■ **The task**
Identify each line in the records below that contains the word "تأجيله", and copy it.

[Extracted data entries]
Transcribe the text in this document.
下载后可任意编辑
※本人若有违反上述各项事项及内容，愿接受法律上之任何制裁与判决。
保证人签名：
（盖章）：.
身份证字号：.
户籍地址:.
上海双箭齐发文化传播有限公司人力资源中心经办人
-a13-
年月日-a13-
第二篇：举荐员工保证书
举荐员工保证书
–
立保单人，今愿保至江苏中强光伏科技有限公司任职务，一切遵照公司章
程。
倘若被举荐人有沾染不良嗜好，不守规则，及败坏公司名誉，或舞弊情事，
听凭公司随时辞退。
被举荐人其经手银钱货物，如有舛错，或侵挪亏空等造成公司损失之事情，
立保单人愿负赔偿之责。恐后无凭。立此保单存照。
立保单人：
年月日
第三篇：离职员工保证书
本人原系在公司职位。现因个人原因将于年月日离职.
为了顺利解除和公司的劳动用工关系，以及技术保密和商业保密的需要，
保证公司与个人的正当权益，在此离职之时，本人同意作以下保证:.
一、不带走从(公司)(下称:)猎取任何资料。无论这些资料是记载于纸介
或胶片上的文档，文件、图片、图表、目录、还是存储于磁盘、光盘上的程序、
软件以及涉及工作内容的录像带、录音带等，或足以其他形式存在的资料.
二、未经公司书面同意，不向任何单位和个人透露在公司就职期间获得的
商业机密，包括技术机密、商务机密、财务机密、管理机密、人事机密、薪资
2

* * *

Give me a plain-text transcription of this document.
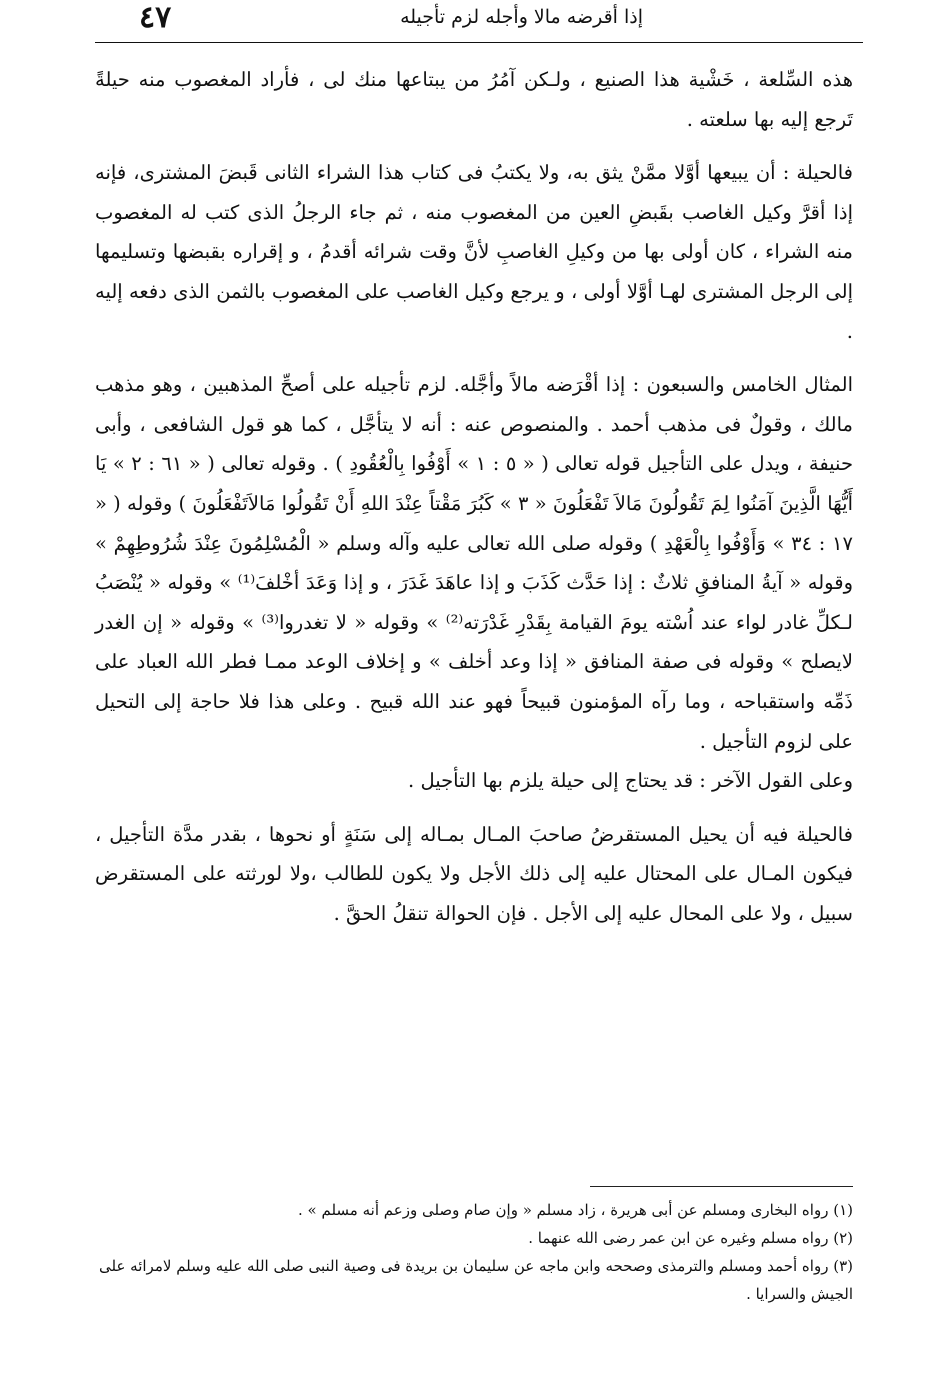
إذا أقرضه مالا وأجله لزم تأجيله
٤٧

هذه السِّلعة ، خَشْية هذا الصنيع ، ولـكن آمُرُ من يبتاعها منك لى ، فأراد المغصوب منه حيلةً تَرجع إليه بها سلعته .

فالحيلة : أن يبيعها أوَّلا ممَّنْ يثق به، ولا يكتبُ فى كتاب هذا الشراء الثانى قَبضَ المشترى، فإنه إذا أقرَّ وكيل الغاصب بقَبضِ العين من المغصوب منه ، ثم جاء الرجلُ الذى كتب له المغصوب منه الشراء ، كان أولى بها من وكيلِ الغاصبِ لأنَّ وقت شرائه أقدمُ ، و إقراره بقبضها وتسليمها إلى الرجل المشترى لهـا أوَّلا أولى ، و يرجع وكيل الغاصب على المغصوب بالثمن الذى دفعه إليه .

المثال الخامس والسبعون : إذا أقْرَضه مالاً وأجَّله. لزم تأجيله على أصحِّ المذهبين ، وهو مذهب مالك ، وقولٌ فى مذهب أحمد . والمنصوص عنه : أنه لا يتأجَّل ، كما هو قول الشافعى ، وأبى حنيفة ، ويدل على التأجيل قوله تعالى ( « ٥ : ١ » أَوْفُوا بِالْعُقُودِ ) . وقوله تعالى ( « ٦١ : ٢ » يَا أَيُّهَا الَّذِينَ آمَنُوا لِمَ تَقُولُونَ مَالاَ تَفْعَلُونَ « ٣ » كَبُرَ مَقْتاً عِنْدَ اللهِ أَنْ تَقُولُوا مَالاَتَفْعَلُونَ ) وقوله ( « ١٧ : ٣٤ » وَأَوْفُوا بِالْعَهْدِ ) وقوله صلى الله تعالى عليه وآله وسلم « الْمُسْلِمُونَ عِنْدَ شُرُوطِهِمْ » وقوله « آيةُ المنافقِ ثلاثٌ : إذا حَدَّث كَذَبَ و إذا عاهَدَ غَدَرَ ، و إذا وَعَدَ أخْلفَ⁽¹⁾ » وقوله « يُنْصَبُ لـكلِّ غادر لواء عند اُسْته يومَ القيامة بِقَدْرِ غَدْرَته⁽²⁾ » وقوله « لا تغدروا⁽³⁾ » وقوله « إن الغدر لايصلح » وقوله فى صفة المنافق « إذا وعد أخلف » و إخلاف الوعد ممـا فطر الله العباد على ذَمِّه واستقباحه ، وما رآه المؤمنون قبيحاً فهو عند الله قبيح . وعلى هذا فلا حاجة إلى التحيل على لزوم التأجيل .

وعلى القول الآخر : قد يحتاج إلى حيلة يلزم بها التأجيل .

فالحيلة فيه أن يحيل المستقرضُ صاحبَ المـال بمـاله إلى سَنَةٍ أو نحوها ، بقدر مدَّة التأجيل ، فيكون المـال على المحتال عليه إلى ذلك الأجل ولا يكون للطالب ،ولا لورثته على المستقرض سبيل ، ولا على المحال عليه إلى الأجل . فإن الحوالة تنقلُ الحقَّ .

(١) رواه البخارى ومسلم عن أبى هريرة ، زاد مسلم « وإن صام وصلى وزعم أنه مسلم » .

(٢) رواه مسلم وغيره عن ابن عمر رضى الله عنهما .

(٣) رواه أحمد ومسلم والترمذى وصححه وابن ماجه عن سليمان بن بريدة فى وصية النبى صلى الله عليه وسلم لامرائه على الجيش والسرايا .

■ **Solution for this problem**
إذا أقرضه مالا وأجله لزم تأجيله
المثال الخامس والسبعون : إذا أقْرَضه مالاً وأجَّله. لزم تأجيله على أصحِّ المذهبين ، وهو مذهب مالك ، وقولٌ فى مذهب أحمد . والمنصوص عنه : أنه لا يتأجَّل ، كما هو قول الشافعى ، وأبى حنيفة ، ويدل على التأجيل قوله تعالى ( « ٥ : ١ » أَوْفُوا بِالْعُقُودِ ) . وقوله تعالى ( « ٦١ : ٢ » يَا أَيُّهَا الَّذِينَ آمَنُوا لِمَ تَقُولُونَ مَالاَ تَفْعَلُونَ « ٣ » كَبُرَ مَقْتاً عِنْدَ اللهِ أَنْ تَقُولُوا مَالاَتَفْعَلُونَ ) وقوله ( « ١٧ : ٣٤ » وَأَوْفُوا بِالْعَهْدِ ) وقوله صلى الله تعالى عليه وآله وسلم « الْمُسْلِمُونَ عِنْدَ شُرُوطِهِمْ » وقوله « آيةُ المنافقِ ثلاثٌ : إذا حَدَّث كَذَبَ و إذا عاهَدَ غَدَرَ ، و إذا وَعَدَ أخْلفَ⁽¹⁾ » وقوله « يُنْصَبُ لـكلِّ غادر لواء عند اُسْته يومَ القيامة بِقَدْرِ غَدْرَته⁽²⁾ » وقوله « لا تغدروا⁽³⁾ » وقوله « إن الغدر لايصلح » وقوله فى صفة المنافق « إذا وعد أخلف » و إخلاف الوعد ممـا فطر الله العباد على ذَمِّه واستقباحه ، وما رآه المؤمنون قبيحاً فهو عند الله قبيح . وعلى هذا فلا حاجة إلى التحيل على لزوم التأجيل .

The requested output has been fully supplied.